> [What to produce] Return all lines where the word "Cypress" can be found.
——————
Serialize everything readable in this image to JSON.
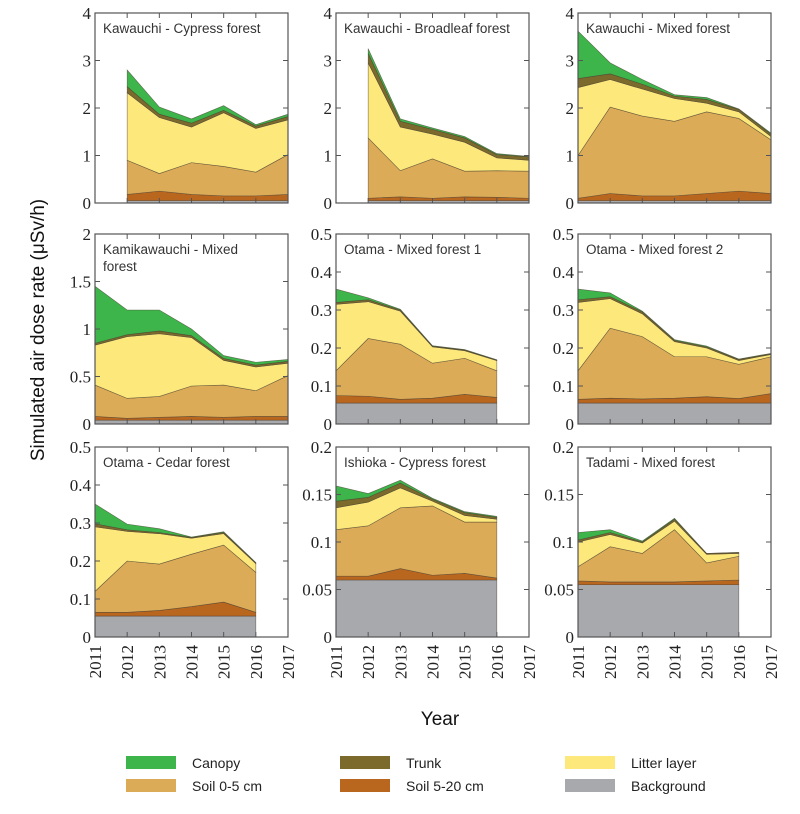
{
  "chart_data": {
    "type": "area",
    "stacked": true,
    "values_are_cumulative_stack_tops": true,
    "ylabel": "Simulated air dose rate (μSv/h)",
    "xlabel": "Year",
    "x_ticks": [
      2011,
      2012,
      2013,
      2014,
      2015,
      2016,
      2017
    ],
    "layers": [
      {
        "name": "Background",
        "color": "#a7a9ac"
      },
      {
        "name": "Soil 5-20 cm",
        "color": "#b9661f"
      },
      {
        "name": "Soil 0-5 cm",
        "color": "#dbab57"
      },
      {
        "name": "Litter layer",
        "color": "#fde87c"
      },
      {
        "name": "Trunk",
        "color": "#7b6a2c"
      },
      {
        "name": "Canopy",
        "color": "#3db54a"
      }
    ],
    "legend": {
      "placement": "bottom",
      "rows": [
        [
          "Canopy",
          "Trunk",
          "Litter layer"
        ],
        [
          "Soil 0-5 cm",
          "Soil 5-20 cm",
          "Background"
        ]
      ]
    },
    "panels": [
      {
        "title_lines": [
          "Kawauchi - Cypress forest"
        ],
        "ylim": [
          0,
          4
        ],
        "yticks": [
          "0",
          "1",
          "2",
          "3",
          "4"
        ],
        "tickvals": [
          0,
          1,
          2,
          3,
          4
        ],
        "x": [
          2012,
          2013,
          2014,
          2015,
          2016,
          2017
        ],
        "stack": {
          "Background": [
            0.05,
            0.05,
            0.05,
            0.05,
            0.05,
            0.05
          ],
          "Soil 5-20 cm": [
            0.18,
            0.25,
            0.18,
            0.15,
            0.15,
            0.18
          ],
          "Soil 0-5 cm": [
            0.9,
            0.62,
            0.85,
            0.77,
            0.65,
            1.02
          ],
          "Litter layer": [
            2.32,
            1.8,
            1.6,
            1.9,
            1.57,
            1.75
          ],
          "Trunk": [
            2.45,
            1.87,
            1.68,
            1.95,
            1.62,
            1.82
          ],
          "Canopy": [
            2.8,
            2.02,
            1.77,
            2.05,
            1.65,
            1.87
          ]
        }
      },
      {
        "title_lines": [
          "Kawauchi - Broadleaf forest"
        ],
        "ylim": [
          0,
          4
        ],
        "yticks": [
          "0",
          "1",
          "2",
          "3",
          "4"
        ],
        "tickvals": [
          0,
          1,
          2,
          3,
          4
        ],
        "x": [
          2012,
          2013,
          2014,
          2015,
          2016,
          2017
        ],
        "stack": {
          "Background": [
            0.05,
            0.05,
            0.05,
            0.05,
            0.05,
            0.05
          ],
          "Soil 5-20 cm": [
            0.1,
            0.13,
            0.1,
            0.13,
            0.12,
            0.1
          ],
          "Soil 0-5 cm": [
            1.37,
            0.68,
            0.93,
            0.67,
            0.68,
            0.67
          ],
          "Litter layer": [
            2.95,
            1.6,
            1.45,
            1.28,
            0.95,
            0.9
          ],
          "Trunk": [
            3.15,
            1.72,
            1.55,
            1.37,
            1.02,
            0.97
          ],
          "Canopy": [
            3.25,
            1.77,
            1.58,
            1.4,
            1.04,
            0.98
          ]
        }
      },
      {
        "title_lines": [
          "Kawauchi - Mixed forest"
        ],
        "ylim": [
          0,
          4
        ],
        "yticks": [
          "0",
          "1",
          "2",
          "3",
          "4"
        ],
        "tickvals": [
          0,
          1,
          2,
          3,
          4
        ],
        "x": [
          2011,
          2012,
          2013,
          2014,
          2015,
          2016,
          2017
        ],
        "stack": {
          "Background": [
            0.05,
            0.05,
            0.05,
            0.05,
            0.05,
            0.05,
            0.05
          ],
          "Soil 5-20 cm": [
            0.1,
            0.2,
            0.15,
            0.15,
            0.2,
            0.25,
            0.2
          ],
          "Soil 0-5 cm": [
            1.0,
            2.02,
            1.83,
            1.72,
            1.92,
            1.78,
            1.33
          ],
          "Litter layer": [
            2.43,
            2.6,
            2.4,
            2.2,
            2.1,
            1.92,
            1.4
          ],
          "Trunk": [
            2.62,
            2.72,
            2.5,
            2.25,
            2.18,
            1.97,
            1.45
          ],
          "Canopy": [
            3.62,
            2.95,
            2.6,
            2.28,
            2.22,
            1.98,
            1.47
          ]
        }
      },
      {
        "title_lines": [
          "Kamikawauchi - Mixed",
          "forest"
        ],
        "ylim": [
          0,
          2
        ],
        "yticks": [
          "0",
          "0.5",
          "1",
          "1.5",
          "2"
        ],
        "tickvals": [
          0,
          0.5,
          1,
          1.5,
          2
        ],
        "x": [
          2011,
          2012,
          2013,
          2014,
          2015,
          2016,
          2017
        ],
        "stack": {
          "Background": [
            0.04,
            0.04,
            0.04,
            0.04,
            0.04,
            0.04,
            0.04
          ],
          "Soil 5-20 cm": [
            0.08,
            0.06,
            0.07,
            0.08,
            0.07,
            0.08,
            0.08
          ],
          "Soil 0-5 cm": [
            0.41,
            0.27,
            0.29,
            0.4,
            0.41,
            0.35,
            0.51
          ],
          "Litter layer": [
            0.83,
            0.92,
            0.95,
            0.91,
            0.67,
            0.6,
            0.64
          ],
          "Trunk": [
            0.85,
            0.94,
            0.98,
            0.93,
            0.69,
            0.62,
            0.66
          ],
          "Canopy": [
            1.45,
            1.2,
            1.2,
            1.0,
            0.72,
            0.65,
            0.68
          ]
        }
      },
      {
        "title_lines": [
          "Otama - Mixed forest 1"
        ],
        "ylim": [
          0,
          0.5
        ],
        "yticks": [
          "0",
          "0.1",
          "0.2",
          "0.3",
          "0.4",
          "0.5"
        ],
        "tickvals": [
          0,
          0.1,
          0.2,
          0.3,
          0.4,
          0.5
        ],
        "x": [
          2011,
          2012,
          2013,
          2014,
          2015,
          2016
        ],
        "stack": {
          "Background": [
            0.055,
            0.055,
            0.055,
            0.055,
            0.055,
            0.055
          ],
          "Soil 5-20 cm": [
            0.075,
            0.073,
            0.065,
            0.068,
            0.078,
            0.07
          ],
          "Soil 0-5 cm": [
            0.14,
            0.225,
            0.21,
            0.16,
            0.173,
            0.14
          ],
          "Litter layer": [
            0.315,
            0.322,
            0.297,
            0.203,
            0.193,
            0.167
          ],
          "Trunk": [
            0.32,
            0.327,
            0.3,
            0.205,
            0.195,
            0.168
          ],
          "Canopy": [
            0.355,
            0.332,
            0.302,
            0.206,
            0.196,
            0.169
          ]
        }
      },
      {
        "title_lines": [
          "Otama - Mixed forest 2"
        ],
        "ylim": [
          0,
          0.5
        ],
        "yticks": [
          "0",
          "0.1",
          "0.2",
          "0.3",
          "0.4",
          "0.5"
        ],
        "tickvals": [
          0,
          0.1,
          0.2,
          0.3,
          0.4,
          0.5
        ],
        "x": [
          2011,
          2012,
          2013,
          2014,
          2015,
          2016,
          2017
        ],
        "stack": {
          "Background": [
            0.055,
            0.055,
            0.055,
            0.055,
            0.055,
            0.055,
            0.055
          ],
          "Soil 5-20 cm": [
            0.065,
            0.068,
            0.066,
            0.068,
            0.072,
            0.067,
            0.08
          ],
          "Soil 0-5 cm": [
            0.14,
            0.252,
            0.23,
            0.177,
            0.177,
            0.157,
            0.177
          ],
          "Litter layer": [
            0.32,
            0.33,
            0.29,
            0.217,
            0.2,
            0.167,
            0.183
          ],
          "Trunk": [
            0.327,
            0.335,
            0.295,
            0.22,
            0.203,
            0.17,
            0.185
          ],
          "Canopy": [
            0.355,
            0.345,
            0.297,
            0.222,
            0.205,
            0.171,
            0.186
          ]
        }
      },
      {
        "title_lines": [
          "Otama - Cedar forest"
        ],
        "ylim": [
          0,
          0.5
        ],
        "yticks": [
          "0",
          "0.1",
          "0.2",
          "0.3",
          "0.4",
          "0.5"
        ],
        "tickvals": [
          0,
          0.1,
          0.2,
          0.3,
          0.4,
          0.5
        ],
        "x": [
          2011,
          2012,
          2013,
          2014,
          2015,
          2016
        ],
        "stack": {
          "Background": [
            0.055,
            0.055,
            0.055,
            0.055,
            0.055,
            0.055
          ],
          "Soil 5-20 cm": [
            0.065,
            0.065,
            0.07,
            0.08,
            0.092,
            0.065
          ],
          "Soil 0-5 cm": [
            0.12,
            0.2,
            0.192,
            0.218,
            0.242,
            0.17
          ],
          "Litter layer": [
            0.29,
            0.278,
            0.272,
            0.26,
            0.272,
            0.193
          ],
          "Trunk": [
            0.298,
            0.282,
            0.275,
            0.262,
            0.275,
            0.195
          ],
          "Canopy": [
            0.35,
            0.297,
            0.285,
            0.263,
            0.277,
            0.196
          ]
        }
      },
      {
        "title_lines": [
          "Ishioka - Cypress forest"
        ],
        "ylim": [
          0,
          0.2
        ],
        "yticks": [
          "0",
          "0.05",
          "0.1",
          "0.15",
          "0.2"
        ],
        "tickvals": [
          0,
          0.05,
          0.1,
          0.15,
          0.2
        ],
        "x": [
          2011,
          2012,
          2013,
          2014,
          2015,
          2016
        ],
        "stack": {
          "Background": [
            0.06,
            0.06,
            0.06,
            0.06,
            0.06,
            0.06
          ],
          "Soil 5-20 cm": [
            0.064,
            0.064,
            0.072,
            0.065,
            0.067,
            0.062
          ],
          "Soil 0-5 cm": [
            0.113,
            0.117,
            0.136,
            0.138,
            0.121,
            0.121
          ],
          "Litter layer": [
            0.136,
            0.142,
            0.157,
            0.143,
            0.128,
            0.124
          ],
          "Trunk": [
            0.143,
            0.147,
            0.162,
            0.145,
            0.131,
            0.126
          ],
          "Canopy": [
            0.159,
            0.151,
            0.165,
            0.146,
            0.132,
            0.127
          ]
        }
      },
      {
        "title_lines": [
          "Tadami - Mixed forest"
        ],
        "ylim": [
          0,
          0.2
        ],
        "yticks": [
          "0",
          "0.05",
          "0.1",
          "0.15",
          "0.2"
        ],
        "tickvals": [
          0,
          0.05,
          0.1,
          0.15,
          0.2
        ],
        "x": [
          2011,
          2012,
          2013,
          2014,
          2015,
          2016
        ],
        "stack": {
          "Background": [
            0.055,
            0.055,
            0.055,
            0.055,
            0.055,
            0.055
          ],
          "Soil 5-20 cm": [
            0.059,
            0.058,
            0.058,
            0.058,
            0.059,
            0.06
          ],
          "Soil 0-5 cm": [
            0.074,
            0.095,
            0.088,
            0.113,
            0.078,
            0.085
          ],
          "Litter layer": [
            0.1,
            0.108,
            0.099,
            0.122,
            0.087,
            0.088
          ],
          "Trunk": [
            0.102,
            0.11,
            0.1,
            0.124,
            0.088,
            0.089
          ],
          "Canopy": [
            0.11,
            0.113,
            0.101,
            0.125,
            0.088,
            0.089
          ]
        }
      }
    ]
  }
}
——————
> [Written response]
          "Kawauchi - Cypress forest"
          "Ishioka - Cypress forest"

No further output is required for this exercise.